→ Task description
Below are the records; pull every line that includes "слово".

** Start of Provided material **

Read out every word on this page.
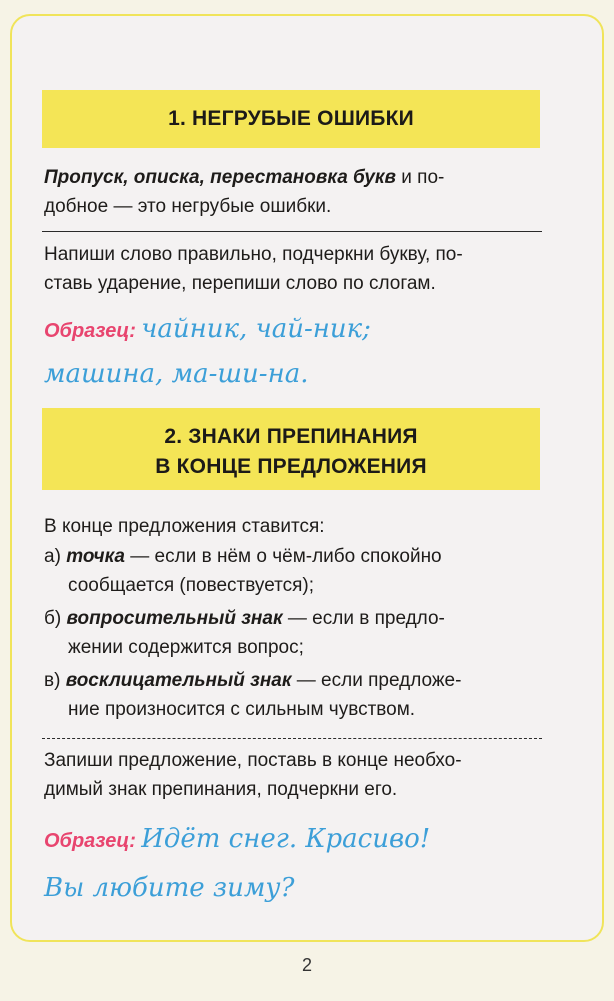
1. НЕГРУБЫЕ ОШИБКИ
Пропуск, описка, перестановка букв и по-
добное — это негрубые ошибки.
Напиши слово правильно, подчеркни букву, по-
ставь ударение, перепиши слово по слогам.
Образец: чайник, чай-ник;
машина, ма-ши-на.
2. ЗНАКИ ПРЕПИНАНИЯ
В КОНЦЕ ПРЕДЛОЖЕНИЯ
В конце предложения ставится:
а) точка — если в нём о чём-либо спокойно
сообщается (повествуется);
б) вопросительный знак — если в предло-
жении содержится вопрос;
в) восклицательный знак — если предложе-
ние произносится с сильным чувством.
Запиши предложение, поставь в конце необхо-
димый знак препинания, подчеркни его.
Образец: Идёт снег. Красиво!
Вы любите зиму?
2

** End of Provided material **
** Start of Provided material **

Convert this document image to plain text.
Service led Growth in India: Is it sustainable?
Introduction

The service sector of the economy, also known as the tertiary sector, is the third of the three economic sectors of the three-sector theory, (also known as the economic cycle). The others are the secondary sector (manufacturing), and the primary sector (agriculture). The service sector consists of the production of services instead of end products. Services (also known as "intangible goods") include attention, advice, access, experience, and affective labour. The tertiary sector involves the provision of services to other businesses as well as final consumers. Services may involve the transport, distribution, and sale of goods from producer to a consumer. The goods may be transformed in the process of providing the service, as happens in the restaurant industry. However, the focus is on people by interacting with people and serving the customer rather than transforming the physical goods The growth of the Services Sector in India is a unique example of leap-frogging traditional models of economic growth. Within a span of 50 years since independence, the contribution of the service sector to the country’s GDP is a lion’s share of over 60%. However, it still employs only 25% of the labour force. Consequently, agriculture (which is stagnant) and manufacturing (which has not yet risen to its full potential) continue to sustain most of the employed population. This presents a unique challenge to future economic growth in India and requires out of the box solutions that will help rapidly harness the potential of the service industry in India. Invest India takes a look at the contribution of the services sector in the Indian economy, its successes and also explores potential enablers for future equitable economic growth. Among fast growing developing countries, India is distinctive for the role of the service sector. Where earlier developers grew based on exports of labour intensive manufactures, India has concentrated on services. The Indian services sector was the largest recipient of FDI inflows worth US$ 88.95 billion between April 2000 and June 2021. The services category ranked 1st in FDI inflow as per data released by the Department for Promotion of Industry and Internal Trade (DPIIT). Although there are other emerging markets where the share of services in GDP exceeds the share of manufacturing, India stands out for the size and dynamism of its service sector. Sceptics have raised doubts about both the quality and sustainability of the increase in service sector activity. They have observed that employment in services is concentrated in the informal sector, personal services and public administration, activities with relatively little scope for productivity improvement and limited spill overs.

** End of Provided material **

→ Output of the exercise
Напиши слово правильно, подчеркни букву, по-
ставь ударение, перепиши слово по слогам.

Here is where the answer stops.